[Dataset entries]
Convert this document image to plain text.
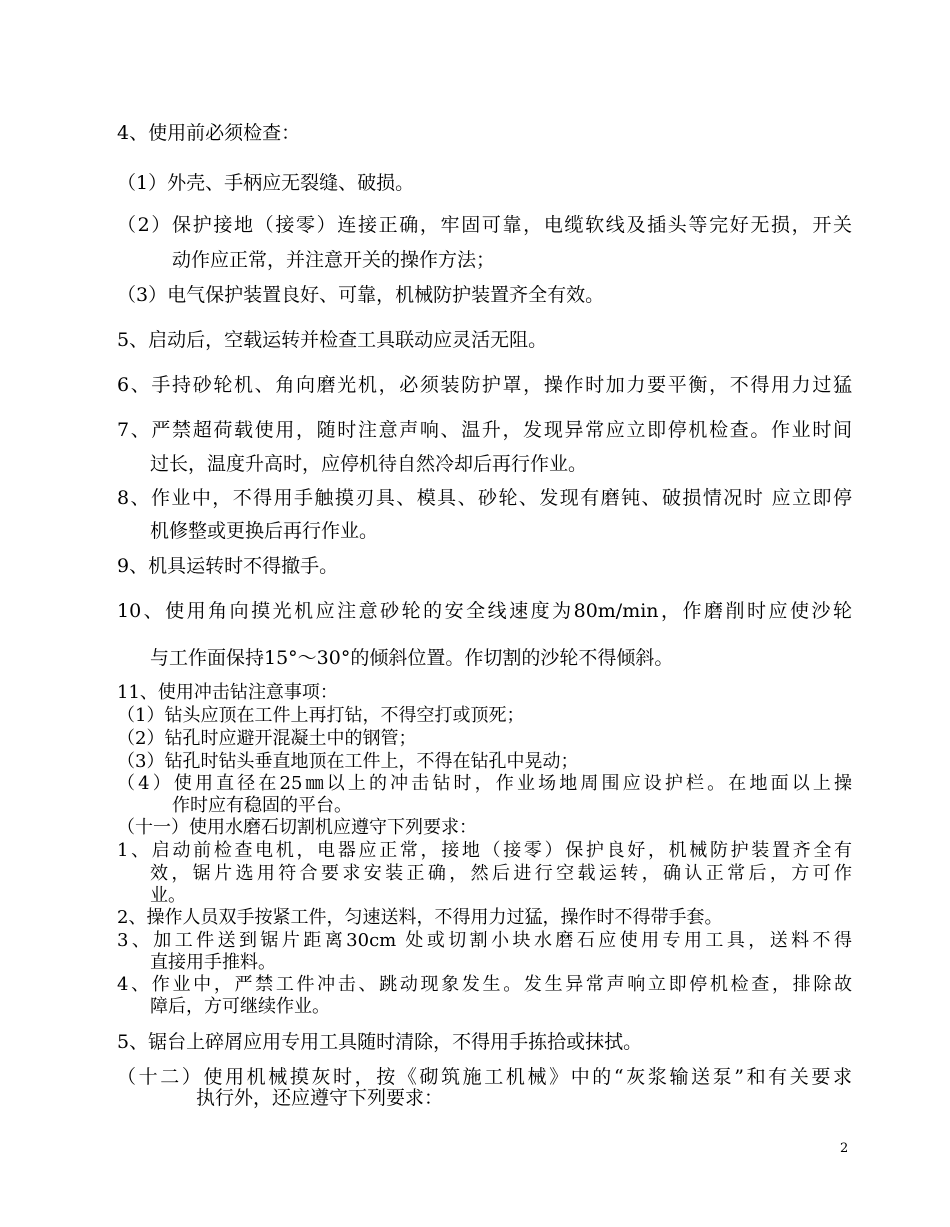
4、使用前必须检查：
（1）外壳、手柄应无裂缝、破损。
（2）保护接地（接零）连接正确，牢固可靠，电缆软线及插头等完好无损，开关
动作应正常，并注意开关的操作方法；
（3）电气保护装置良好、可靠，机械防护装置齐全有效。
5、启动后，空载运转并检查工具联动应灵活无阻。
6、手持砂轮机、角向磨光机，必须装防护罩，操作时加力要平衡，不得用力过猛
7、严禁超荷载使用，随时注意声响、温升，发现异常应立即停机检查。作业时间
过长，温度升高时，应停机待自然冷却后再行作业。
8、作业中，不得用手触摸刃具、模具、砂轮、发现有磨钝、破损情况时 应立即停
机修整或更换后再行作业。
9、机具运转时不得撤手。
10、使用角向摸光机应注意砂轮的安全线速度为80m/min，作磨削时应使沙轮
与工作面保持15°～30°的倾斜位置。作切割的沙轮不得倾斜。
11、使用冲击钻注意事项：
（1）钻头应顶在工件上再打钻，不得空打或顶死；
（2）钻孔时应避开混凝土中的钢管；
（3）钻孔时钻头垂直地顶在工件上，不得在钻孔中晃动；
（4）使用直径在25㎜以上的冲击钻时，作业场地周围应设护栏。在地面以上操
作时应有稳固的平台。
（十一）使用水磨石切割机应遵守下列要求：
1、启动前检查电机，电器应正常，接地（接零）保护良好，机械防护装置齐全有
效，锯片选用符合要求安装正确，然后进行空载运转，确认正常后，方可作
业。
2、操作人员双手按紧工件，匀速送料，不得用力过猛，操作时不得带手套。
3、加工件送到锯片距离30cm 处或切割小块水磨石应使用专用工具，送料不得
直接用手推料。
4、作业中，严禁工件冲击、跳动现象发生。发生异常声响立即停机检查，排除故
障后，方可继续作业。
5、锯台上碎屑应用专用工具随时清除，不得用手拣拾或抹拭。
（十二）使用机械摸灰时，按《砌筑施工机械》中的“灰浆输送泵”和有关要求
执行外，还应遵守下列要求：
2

## Your instructions
Scan the records above and report how many lines include the word "不得用力过猛", without any other text.

## Exercise solution
2